### Provided material:
■ ■ ■
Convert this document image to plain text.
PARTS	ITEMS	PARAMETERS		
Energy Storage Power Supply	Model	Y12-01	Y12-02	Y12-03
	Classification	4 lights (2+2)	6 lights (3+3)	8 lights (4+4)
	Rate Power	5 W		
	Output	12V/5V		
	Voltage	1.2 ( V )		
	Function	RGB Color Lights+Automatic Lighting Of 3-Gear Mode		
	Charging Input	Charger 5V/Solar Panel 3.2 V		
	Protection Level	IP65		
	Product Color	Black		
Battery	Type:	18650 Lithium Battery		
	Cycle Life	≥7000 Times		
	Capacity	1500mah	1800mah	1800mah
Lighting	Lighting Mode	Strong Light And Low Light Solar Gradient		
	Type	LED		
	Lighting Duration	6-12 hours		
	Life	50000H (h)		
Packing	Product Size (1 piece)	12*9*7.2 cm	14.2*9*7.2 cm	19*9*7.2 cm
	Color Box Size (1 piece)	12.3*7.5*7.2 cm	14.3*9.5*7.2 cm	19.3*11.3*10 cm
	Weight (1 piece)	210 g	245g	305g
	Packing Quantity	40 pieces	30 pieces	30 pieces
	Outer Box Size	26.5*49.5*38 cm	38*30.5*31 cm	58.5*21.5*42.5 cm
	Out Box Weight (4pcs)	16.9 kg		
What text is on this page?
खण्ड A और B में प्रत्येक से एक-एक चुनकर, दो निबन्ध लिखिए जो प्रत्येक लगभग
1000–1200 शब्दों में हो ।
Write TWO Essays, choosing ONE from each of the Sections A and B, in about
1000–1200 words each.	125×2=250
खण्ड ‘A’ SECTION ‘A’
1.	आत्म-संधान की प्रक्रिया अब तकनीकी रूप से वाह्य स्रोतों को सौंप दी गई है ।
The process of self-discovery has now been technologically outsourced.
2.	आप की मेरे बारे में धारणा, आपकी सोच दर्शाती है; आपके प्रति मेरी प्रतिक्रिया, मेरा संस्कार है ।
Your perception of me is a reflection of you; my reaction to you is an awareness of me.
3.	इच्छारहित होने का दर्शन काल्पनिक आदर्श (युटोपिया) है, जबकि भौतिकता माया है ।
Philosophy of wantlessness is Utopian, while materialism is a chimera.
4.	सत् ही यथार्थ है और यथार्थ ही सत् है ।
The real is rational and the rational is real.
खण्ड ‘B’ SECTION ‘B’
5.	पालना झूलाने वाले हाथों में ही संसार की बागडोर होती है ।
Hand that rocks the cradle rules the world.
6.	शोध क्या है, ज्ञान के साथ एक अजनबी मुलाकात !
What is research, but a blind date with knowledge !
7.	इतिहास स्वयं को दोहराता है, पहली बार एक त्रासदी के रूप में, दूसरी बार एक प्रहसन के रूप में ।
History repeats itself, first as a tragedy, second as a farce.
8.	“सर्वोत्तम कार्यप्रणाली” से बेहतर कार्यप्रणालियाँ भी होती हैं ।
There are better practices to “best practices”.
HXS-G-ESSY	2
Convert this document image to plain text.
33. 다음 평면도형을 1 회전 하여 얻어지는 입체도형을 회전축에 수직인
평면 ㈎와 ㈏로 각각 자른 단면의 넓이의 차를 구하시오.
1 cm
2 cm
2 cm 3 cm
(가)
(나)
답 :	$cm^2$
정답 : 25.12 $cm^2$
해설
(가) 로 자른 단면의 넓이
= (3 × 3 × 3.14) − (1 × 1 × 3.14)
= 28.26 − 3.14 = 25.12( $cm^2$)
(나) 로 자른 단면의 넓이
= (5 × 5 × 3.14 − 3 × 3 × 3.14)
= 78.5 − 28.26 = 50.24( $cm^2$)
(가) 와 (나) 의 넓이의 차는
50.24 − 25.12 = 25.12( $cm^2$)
■ ■ ■
State, as a bare number, how many lines of the listing hold the word "Lighting".

3